Your task — Every entry should be repeated exactly. Omit the pictures.

============

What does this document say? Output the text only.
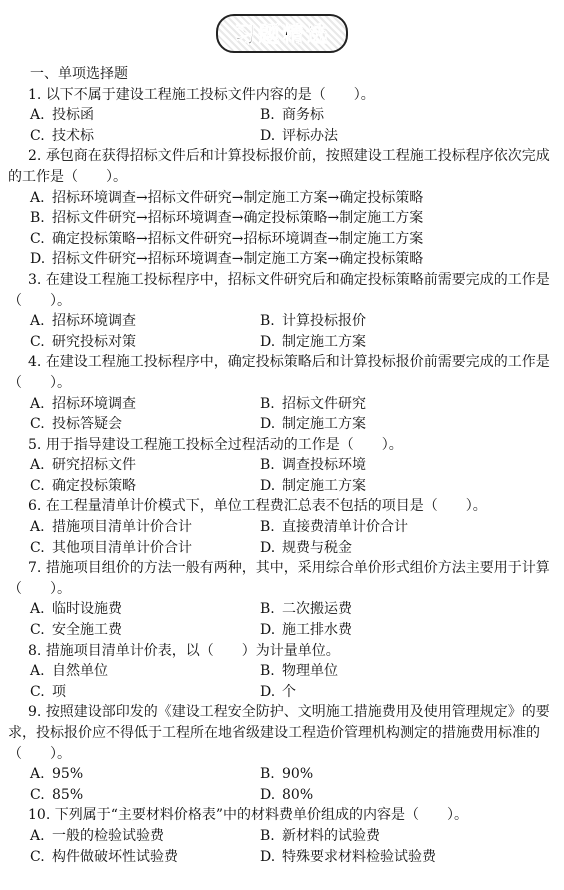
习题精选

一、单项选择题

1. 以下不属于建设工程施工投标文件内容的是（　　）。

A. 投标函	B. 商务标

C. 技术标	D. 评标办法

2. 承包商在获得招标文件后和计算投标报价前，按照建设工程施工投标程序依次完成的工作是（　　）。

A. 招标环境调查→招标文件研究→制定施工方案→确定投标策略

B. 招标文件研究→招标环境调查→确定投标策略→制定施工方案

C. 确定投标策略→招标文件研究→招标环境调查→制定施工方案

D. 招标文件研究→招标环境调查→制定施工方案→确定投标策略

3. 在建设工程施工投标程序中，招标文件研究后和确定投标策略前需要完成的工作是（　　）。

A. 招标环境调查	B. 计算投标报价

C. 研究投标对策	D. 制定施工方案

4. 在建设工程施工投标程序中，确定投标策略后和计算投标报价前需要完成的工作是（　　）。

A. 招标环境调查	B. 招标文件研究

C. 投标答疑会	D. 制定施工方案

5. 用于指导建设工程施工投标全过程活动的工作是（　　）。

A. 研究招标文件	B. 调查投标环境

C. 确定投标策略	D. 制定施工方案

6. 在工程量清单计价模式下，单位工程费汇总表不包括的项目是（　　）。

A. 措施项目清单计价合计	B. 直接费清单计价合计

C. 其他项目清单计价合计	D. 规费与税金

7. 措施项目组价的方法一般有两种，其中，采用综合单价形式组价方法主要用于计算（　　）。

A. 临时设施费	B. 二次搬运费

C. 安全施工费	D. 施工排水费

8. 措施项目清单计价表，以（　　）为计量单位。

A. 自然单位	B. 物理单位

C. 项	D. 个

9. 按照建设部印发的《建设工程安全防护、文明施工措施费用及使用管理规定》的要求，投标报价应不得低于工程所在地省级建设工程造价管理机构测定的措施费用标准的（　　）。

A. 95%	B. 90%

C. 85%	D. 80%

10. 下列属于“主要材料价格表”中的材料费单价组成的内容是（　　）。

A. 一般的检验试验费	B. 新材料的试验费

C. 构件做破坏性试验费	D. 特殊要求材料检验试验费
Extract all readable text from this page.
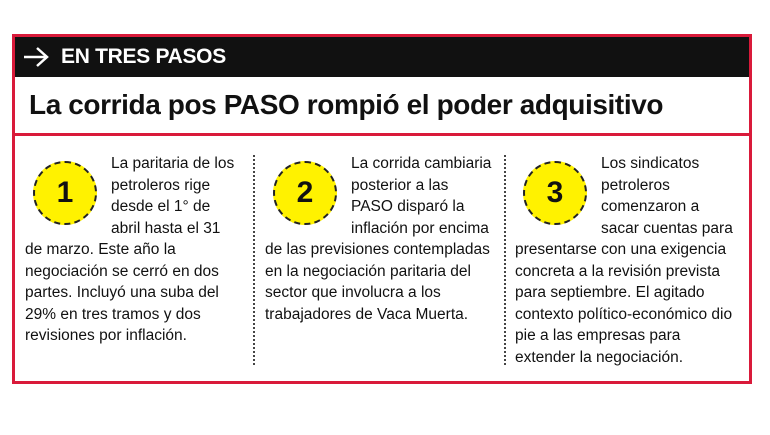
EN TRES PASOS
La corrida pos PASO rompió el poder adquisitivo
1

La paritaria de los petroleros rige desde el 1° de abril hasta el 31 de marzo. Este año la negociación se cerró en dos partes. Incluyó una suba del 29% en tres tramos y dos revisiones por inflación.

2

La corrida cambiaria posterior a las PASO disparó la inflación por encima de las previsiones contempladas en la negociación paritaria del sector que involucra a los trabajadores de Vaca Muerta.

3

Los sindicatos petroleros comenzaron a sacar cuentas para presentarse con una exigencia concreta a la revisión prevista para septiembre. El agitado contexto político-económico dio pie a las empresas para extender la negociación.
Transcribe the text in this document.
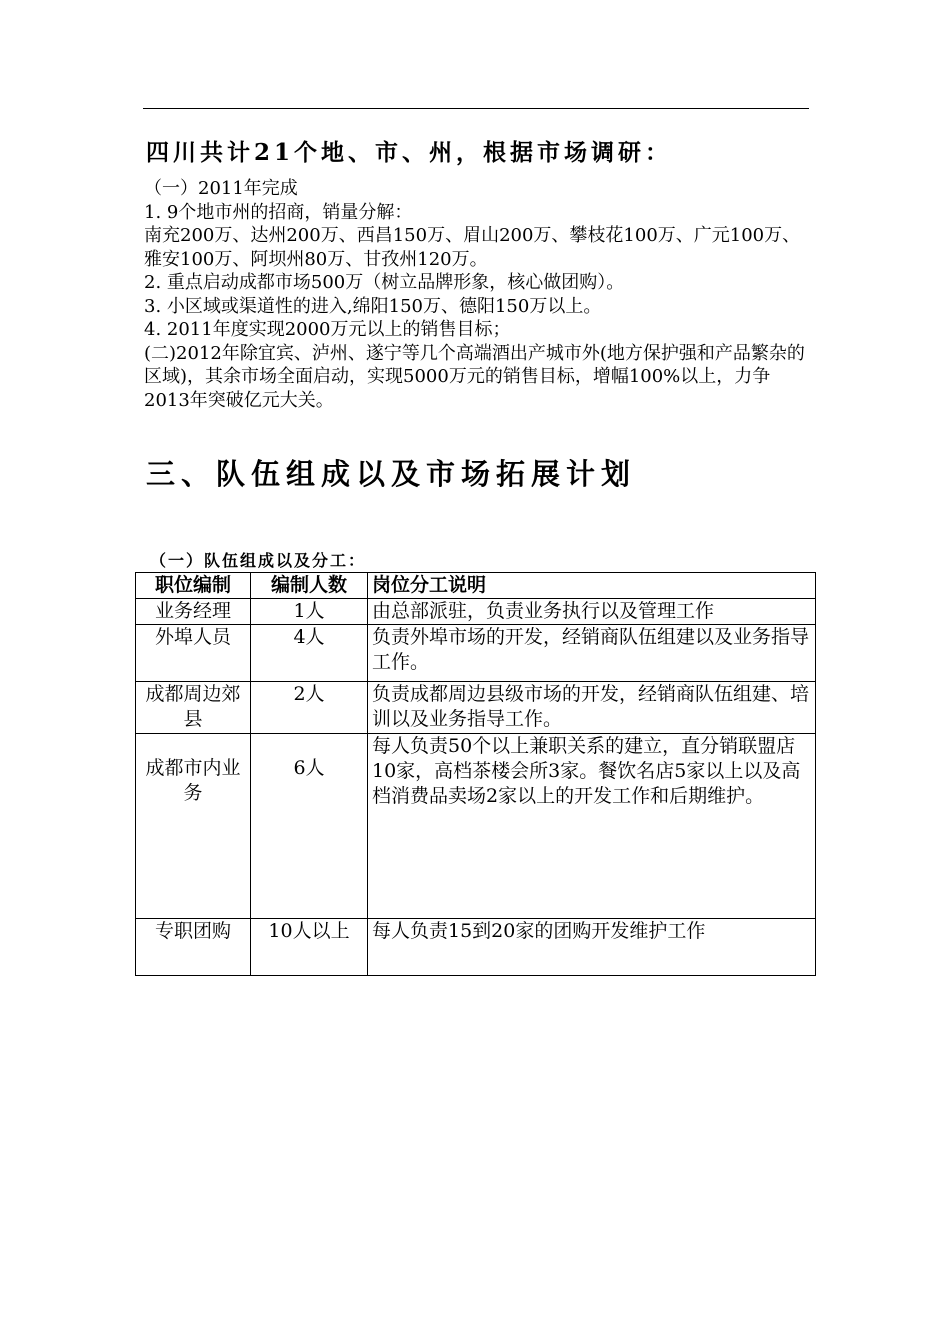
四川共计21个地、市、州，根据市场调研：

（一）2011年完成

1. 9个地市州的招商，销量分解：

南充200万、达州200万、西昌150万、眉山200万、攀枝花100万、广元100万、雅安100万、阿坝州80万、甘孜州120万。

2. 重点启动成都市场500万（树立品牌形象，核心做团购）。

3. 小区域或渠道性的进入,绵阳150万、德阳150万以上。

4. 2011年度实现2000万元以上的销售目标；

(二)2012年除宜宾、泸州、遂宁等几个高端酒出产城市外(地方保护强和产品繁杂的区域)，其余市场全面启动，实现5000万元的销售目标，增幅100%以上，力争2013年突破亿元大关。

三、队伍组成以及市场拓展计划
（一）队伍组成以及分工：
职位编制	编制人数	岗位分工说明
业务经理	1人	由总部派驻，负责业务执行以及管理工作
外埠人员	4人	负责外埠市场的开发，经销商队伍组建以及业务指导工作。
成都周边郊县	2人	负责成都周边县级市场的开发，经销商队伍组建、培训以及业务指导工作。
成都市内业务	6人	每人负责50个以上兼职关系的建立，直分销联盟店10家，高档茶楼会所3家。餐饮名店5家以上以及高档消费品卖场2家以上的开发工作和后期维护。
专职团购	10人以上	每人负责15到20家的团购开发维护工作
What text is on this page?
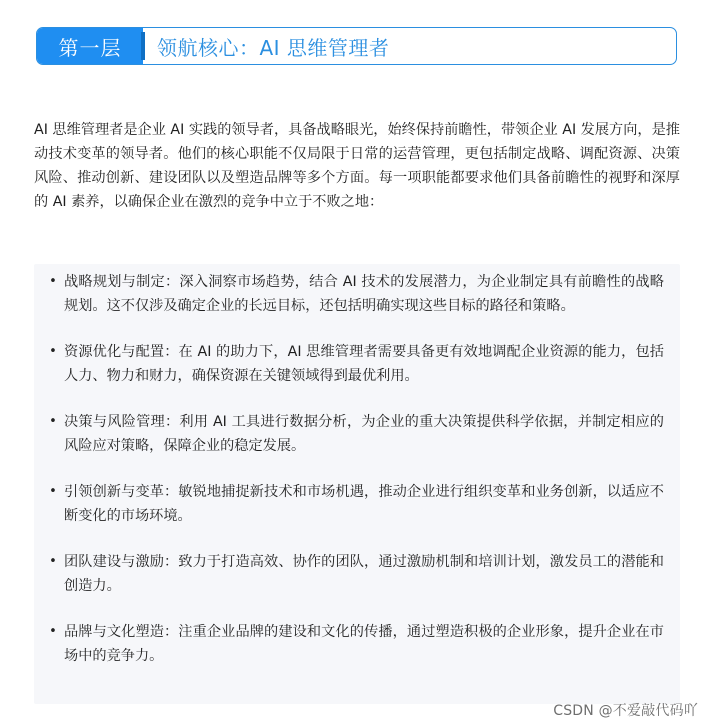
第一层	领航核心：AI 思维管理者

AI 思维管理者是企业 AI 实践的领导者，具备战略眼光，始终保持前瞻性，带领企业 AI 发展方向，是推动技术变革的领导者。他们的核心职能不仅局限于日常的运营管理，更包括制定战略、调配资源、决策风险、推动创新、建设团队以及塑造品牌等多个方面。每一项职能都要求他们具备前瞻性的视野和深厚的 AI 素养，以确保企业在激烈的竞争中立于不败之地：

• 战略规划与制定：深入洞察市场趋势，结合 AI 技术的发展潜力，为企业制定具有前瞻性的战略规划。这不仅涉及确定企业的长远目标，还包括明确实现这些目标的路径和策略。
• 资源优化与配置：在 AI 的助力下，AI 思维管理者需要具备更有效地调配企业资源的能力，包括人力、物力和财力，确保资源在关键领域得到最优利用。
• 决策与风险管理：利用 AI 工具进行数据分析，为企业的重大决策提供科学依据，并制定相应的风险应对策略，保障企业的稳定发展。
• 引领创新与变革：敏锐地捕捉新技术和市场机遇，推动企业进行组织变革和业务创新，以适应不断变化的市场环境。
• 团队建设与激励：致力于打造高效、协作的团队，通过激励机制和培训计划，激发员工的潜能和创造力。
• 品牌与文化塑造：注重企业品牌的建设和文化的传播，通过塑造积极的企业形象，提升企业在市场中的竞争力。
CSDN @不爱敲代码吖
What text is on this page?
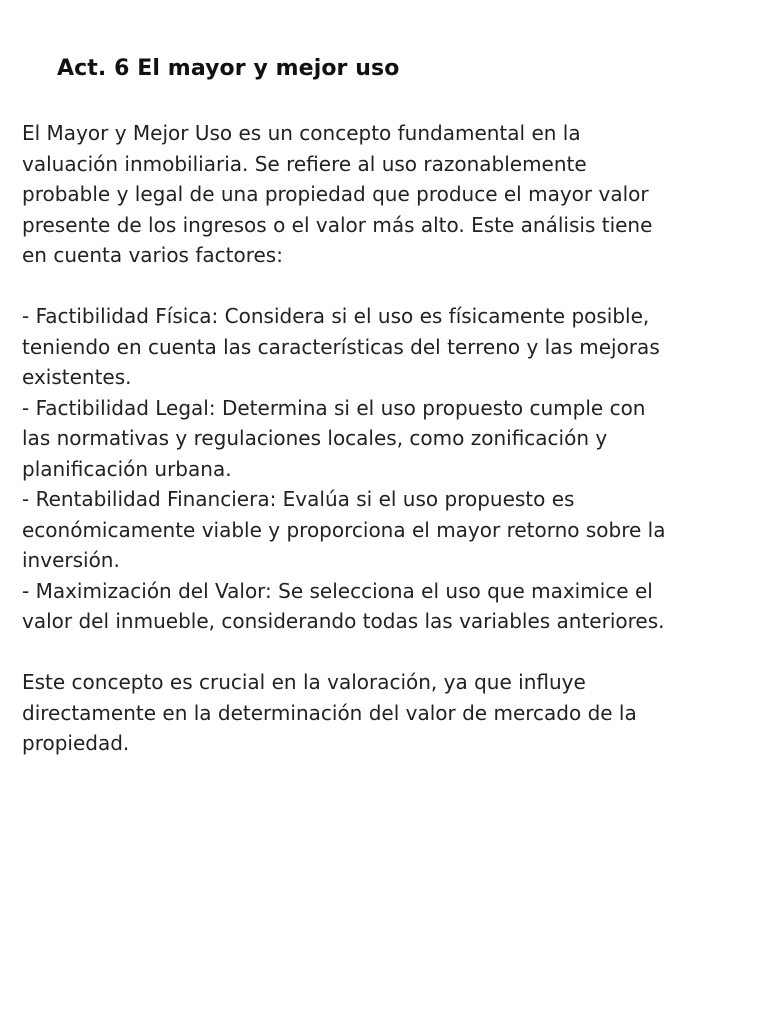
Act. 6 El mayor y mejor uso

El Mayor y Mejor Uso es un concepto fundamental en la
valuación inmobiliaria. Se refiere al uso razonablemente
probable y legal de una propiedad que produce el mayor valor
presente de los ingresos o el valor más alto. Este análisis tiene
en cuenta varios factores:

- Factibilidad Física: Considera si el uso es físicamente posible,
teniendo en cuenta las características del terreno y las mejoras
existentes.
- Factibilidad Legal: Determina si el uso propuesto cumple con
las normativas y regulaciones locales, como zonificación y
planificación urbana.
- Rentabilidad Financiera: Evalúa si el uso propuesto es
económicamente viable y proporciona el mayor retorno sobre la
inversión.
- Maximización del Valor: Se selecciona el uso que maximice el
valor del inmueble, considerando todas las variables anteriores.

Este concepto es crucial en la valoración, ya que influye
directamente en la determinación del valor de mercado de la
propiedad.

============

Answer in full —
What does this document say? Output the text only.
习题精选

一、单项选择题

1. 以下不属于建设工程施工投标文件内容的是（　　）。

A. 投标函	B. 商务标

C. 技术标	D. 评标办法

2. 承包商在获得招标文件后和计算投标报价前，按照建设工程施工投标程序依次完成的工作是（　　）。

A. 招标环境调查→招标文件研究→制定施工方案→确定投标策略

B. 招标文件研究→招标环境调查→确定投标策略→制定施工方案

C. 确定投标策略→招标文件研究→招标环境调查→制定施工方案

D. 招标文件研究→招标环境调查→制定施工方案→确定投标策略

3. 在建设工程施工投标程序中，招标文件研究后和确定投标策略前需要完成的工作是（　　）。

A. 招标环境调查	B. 计算投标报价

C. 研究投标对策	D. 制定施工方案

4. 在建设工程施工投标程序中，确定投标策略后和计算投标报价前需要完成的工作是（　　）。

A. 招标环境调查	B. 招标文件研究

C. 投标答疑会	D. 制定施工方案

5. 用于指导建设工程施工投标全过程活动的工作是（　　）。

A. 研究招标文件	B. 调查投标环境

C. 确定投标策略	D. 制定施工方案

6. 在工程量清单计价模式下，单位工程费汇总表不包括的项目是（　　）。

A. 措施项目清单计价合计	B. 直接费清单计价合计

C. 其他项目清单计价合计	D. 规费与税金

7. 措施项目组价的方法一般有两种，其中，采用综合单价形式组价方法主要用于计算（　　）。

A. 临时设施费	B. 二次搬运费

C. 安全施工费	D. 施工排水费

8. 措施项目清单计价表，以（　　）为计量单位。

A. 自然单位	B. 物理单位

C. 项	D. 个

9. 按照建设部印发的《建设工程安全防护、文明施工措施费用及使用管理规定》的要求，投标报价应不得低于工程所在地省级建设工程造价管理机构测定的措施费用标准的（　　）。

A. 95%	B. 90%

C. 85%	D. 80%

10. 下列属于“主要材料价格表”中的材料费单价组成的内容是（　　）。

A. 一般的检验试验费	B. 新材料的试验费

C. 构件做破坏性试验费	D. 特殊要求材料检验试验费
Extract all readable text from this page.
EN TRES PASOS
La corrida pos PASO rompió el poder adquisitivo
1

La paritaria de los petroleros rige desde el 1° de abril hasta el 31 de marzo. Este año la negociación se cerró en dos partes. Incluyó una suba del 29% en tres tramos y dos revisiones por inflación.

2

La corrida cambiaria posterior a las PASO disparó la inflación por encima de las previsiones contempladas en la negociación paritaria del sector que involucra a los trabajadores de Vaca Muerta.

3

Los sindicatos petroleros comenzaron a sacar cuentas para presentarse con una exigencia concreta a la revisión prevista para septiembre. El agitado contexto político-económico dio pie a las empresas para extender la negociación.
Transcribe the text in this document.
四川共计21个地、市、州，根据市场调研：

（一）2011年完成

1. 9个地市州的招商，销量分解：

南充200万、达州200万、西昌150万、眉山200万、攀枝花100万、广元100万、雅安100万、阿坝州80万、甘孜州120万。

2. 重点启动成都市场500万（树立品牌形象，核心做团购）。

3. 小区域或渠道性的进入,绵阳150万、德阳150万以上。

4. 2011年度实现2000万元以上的销售目标；

(二)2012年除宜宾、泸州、遂宁等几个高端酒出产城市外(地方保护强和产品繁杂的区域)，其余市场全面启动，实现5000万元的销售目标，增幅100%以上，力争2013年突破亿元大关。

三、队伍组成以及市场拓展计划
（一）队伍组成以及分工：
职位编制	编制人数	岗位分工说明
业务经理	1人	由总部派驻，负责业务执行以及管理工作
外埠人员	4人	负责外埠市场的开发，经销商队伍组建以及业务指导工作。
成都周边郊县	2人	负责成都周边县级市场的开发，经销商队伍组建、培训以及业务指导工作。
成都市内业务	6人	每人负责50个以上兼职关系的建立，直分销联盟店10家，高档茶楼会所3家。餐饮名店5家以上以及高档消费品卖场2家以上的开发工作和后期维护。
专职团购	10人以上	每人负责15到20家的团购开发维护工作
What text is on this page?
第一层	领航核心：AI 思维管理者

AI 思维管理者是企业 AI 实践的领导者，具备战略眼光，始终保持前瞻性，带领企业 AI 发展方向，是推动技术变革的领导者。他们的核心职能不仅局限于日常的运营管理，更包括制定战略、调配资源、决策风险、推动创新、建设团队以及塑造品牌等多个方面。每一项职能都要求他们具备前瞻性的视野和深厚的 AI 素养，以确保企业在激烈的竞争中立于不败之地：

• 战略规划与制定：深入洞察市场趋势，结合 AI 技术的发展潜力，为企业制定具有前瞻性的战略规划。这不仅涉及确定企业的长远目标，还包括明确实现这些目标的路径和策略。
• 资源优化与配置：在 AI 的助力下，AI 思维管理者需要具备更有效地调配企业资源的能力，包括人力、物力和财力，确保资源在关键领域得到最优利用。
• 决策与风险管理：利用 AI 工具进行数据分析，为企业的重大决策提供科学依据，并制定相应的风险应对策略，保障企业的稳定发展。
• 引领创新与变革：敏锐地捕捉新技术和市场机遇，推动企业进行组织变革和业务创新，以适应不断变化的市场环境。
• 团队建设与激励：致力于打造高效、协作的团队，通过激励机制和培训计划，激发员工的潜能和创造力。
• 品牌与文化塑造：注重企业品牌的建设和文化的传播，通过塑造积极的企业形象，提升企业在市场中的竞争力。
CSDN @不爱敲代码吖
What text is on this page?
Act. 6 El mayor y mejor uso

El Mayor y Mejor Uso es un concepto fundamental en la
valuación inmobiliaria. Se refiere al uso razonablemente
probable y legal de una propiedad que produce el mayor valor
presente de los ingresos o el valor más alto. Este análisis tiene
en cuenta varios factores:

- Factibilidad Física: Considera si el uso es físicamente posible,
teniendo en cuenta las características del terreno y las mejoras
existentes.
- Factibilidad Legal: Determina si el uso propuesto cumple con
las normativas y regulaciones locales, como zonificación y
planificación urbana.
- Rentabilidad Financiera: Evalúa si el uso propuesto es
económicamente viable y proporciona el mayor retorno sobre la
inversión.
- Maximización del Valor: Se selecciona el uso que maximice el
valor del inmueble, considerando todas las variables anteriores.

Este concepto es crucial en la valoración, ya que influye
directamente en la determinación del valor de mercado de la
propiedad.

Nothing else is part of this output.